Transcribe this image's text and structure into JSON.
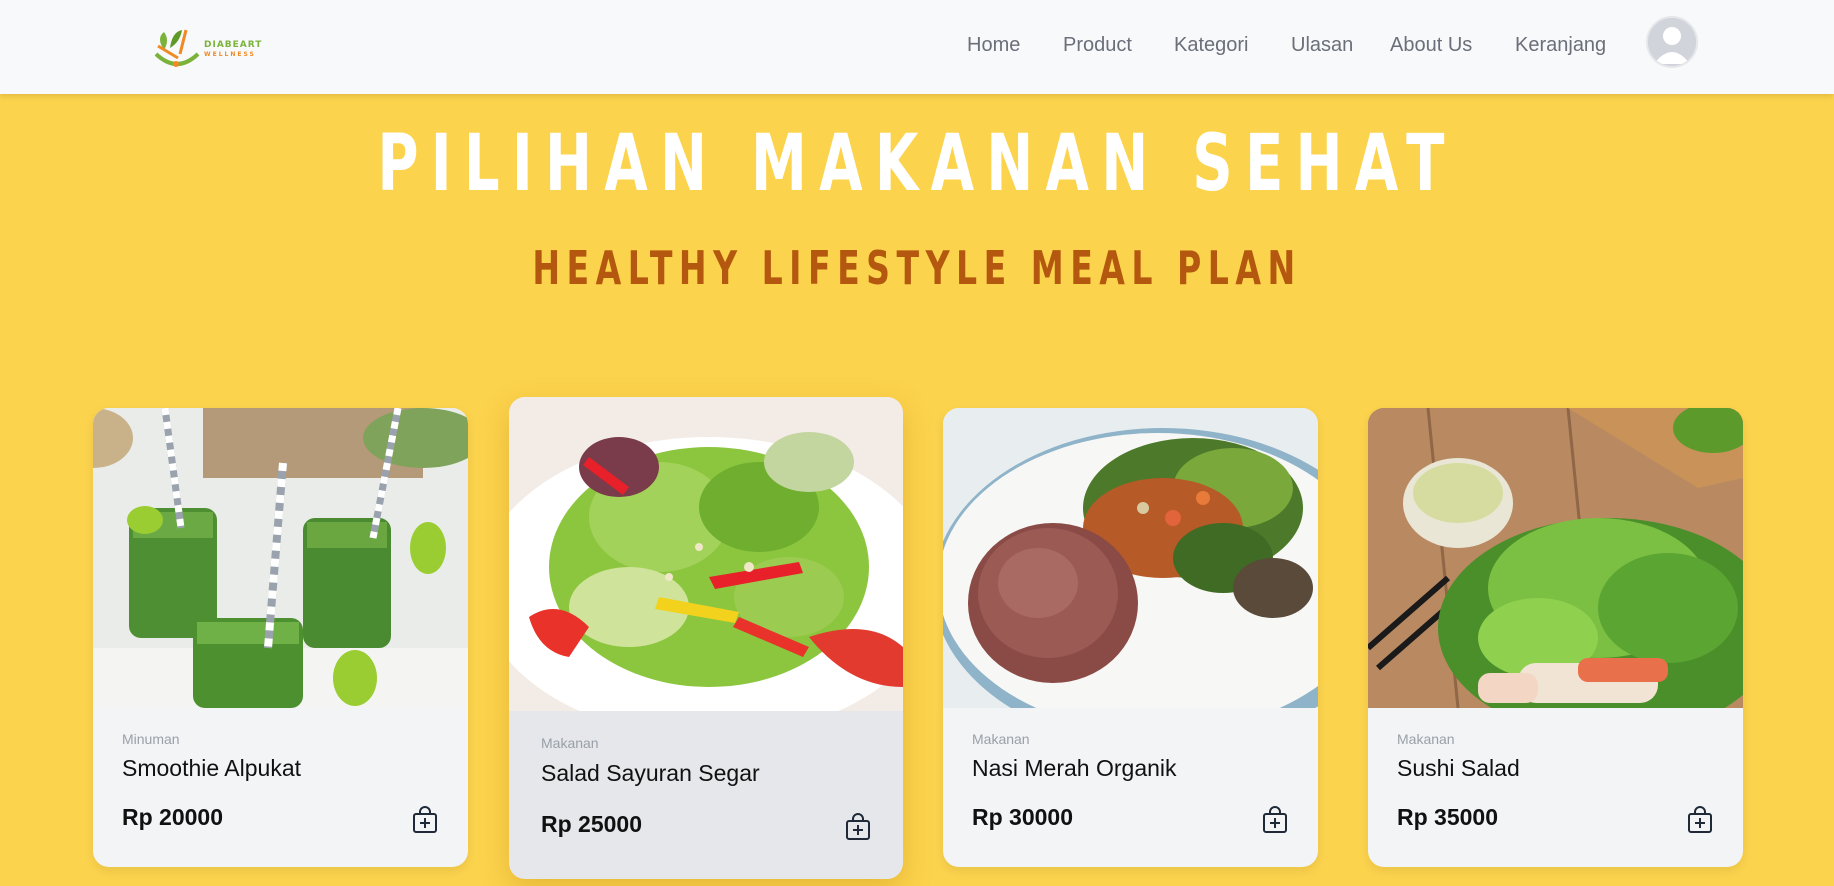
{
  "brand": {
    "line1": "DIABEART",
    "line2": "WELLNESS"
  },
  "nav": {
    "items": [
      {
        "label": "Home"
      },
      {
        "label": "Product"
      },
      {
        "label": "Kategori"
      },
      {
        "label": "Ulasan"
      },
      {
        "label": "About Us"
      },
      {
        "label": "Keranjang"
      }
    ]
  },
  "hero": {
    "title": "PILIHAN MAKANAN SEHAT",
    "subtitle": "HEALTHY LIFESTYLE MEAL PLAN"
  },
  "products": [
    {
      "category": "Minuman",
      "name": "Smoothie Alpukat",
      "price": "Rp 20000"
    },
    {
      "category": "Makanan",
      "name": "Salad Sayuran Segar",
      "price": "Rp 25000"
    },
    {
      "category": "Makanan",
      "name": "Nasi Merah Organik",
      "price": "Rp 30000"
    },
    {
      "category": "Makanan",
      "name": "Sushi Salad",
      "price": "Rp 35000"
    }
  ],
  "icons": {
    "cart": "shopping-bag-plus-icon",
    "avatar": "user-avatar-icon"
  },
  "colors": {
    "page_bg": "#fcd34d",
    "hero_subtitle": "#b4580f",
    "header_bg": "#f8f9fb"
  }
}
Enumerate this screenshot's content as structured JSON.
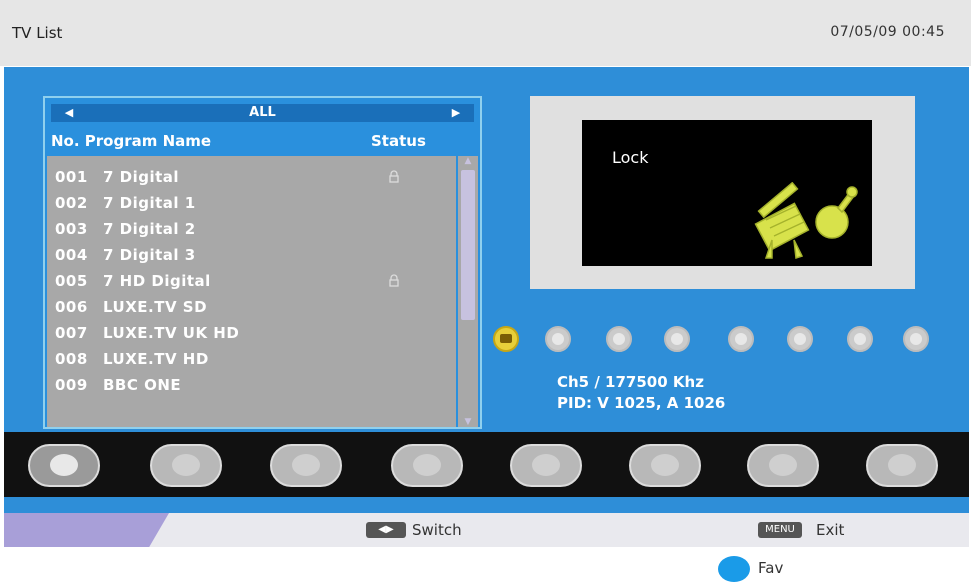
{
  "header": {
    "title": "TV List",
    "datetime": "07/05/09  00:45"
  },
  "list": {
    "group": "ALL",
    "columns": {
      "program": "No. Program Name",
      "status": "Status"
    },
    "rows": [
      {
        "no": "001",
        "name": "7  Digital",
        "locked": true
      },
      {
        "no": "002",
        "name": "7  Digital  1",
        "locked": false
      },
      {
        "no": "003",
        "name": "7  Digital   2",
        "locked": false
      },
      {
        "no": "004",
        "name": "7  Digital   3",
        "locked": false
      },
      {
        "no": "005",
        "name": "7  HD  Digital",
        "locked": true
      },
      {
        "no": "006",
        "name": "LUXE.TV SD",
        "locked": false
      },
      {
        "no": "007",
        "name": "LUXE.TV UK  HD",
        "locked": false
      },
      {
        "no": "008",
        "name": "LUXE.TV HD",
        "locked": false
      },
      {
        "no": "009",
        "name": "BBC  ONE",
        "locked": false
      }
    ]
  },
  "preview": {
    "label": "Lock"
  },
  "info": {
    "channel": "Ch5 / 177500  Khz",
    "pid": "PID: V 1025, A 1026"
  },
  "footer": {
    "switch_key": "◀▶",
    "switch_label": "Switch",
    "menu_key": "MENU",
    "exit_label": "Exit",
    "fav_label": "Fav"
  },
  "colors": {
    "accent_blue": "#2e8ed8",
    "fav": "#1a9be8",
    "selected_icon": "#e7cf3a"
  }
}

•••

*AIM:*
Give only the number of lines in the material above that hold the word "this".

*THE OUTPUT:*
2